> [What to work on]
Lines containing the string "Status" are to be collected in full.
* BEGIN *
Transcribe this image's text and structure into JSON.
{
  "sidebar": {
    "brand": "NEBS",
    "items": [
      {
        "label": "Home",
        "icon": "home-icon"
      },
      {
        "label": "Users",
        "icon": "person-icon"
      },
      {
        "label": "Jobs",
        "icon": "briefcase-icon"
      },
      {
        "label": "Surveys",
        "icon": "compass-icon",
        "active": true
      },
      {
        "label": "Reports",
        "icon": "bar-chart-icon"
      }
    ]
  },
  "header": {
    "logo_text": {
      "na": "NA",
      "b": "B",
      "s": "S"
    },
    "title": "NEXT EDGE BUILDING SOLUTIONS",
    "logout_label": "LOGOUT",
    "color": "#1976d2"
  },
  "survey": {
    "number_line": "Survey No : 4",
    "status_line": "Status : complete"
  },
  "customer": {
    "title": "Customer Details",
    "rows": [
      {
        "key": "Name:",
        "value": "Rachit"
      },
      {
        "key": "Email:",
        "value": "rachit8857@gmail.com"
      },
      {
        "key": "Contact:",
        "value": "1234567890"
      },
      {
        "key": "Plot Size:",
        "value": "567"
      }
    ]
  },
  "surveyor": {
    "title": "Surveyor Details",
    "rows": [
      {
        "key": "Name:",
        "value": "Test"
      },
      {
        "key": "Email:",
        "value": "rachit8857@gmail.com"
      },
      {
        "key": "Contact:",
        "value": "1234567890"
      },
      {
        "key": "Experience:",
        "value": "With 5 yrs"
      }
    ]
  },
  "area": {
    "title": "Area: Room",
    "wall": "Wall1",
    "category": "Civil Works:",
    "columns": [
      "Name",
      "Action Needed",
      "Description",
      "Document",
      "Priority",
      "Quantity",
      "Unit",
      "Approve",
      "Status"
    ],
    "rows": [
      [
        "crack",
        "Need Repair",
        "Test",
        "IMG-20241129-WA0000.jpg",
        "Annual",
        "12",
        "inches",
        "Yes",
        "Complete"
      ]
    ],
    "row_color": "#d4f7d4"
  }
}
* END *
> [Answer to this task]
    "status_line": "Status : complete"
      "Status"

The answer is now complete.